-- START RECORDS FOR PROCESSING --
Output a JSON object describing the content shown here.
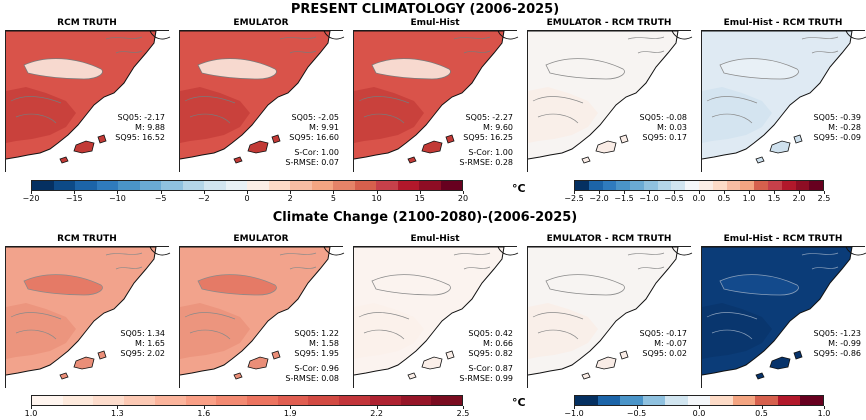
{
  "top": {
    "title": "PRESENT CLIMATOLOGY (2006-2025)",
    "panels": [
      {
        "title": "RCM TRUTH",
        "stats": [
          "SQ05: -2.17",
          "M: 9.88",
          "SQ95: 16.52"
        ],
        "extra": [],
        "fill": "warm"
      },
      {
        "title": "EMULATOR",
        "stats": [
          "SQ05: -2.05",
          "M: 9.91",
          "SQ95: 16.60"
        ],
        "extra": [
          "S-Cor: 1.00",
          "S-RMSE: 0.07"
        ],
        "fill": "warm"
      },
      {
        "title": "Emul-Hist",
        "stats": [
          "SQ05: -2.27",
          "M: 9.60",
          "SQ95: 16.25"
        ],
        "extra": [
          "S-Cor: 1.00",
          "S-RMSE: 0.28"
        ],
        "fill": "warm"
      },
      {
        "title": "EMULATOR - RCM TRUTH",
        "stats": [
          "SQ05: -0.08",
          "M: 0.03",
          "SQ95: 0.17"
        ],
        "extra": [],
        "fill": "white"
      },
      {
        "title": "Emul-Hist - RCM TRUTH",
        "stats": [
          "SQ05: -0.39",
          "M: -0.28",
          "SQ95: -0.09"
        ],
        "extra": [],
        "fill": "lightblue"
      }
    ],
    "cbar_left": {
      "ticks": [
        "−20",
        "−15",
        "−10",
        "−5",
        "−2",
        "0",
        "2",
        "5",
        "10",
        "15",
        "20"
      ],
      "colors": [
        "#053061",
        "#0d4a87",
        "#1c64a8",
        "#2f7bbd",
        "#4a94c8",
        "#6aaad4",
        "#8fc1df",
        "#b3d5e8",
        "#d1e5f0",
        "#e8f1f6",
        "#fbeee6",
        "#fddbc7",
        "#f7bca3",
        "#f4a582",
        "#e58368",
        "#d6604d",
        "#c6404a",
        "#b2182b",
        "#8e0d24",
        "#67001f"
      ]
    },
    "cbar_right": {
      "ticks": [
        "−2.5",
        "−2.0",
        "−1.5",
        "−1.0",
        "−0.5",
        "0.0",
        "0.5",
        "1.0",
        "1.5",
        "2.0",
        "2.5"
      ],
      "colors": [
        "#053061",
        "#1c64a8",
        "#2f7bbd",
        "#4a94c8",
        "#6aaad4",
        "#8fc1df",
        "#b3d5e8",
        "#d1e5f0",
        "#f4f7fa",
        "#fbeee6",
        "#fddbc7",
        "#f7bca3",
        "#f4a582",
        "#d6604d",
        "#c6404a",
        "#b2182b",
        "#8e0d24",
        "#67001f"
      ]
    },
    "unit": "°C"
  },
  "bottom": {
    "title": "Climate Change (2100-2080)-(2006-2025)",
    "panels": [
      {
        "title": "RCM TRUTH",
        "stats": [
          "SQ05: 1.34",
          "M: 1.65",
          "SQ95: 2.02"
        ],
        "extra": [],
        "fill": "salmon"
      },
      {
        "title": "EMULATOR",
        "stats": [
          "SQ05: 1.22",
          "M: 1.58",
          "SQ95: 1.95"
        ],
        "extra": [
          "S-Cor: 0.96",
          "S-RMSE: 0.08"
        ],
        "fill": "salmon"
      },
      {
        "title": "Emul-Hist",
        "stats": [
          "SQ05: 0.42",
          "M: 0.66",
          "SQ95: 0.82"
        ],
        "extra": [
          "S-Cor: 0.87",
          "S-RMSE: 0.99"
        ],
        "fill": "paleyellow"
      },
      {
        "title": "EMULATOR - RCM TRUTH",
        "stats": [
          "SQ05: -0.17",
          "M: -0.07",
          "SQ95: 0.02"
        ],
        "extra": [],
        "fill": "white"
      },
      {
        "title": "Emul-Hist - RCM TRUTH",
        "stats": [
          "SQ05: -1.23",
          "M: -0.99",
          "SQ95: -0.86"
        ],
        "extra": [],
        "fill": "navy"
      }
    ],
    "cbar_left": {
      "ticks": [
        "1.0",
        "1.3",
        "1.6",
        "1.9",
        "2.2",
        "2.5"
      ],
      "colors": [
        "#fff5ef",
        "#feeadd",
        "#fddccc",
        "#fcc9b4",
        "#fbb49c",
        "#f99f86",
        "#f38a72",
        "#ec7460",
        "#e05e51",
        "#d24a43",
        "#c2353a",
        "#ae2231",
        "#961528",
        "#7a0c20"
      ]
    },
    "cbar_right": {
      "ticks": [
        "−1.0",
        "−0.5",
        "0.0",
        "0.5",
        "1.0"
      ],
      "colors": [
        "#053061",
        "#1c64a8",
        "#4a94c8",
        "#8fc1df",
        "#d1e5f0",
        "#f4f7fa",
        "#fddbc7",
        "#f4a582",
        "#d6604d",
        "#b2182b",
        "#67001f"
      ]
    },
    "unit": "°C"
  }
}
-- END RECORDS FOR PROCESSING --
Show the lines of the material that contain the word "RMSE".

          "S-RMSE: 0.07"
          "S-RMSE: 0.28"
          "S-RMSE: 0.08"
          "S-RMSE: 0.99"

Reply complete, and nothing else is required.